* Written task:
For each line in the data below that holds "File", return a copy.

* Dataset content:
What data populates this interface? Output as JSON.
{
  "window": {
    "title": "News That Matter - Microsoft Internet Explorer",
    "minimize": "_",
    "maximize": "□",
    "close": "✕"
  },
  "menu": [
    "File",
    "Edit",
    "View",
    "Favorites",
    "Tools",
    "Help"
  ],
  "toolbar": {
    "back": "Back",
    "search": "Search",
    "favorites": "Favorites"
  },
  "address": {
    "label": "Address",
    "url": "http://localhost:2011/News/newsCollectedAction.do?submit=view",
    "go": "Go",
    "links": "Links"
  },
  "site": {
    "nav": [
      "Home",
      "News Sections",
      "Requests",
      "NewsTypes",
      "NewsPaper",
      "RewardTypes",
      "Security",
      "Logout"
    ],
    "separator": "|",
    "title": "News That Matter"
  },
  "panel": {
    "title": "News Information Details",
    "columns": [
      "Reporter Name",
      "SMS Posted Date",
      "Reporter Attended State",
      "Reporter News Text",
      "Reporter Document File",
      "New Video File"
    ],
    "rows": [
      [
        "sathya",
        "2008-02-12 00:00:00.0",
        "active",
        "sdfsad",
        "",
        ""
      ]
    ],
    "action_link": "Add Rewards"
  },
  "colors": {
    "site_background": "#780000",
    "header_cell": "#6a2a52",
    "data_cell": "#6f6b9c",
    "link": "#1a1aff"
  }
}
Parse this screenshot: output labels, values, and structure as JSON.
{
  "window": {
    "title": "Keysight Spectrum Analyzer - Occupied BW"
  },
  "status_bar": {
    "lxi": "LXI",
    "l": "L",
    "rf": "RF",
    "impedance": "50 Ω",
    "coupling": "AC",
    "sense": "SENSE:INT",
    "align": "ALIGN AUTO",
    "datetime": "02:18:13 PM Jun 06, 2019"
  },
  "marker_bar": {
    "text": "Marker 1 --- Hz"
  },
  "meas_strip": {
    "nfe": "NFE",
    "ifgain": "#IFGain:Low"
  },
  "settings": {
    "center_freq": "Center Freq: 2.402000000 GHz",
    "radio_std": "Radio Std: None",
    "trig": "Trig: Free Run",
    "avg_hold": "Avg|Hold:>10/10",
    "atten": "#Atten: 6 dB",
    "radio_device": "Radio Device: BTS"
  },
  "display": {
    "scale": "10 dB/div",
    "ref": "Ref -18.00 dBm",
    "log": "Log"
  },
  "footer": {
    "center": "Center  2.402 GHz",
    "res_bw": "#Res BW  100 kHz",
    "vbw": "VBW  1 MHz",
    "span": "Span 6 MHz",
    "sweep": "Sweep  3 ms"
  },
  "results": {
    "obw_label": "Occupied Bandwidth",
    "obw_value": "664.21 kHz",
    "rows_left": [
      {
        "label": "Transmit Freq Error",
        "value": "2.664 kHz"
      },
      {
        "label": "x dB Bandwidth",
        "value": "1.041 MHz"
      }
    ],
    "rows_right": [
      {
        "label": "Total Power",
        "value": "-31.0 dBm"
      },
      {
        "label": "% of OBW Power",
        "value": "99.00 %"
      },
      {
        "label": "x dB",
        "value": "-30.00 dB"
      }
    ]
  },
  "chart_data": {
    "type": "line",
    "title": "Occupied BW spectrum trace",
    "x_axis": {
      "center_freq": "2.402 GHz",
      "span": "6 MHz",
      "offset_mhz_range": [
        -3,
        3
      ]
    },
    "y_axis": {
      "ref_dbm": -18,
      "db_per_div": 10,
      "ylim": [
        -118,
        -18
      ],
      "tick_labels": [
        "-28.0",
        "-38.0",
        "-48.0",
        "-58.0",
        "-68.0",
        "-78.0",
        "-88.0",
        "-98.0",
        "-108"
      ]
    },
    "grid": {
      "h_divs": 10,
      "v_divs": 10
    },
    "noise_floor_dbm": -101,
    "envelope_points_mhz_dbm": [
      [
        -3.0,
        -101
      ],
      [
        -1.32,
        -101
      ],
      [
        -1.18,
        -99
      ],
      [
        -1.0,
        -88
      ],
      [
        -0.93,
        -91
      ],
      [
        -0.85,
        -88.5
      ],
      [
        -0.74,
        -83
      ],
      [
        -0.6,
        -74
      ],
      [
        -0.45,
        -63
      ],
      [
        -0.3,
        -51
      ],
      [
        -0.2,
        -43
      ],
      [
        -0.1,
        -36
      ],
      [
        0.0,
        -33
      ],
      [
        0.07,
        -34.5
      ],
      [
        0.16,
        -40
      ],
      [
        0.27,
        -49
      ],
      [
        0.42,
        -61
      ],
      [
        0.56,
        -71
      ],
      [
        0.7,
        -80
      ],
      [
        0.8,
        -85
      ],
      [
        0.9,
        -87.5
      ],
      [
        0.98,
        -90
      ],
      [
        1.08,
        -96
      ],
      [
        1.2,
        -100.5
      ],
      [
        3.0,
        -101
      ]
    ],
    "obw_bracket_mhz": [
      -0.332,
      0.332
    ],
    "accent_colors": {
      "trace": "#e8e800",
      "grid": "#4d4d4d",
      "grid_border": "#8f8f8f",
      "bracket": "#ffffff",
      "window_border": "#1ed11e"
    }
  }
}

* The completed task:
    "File",
      "Reporter Document File",
      "New Video File"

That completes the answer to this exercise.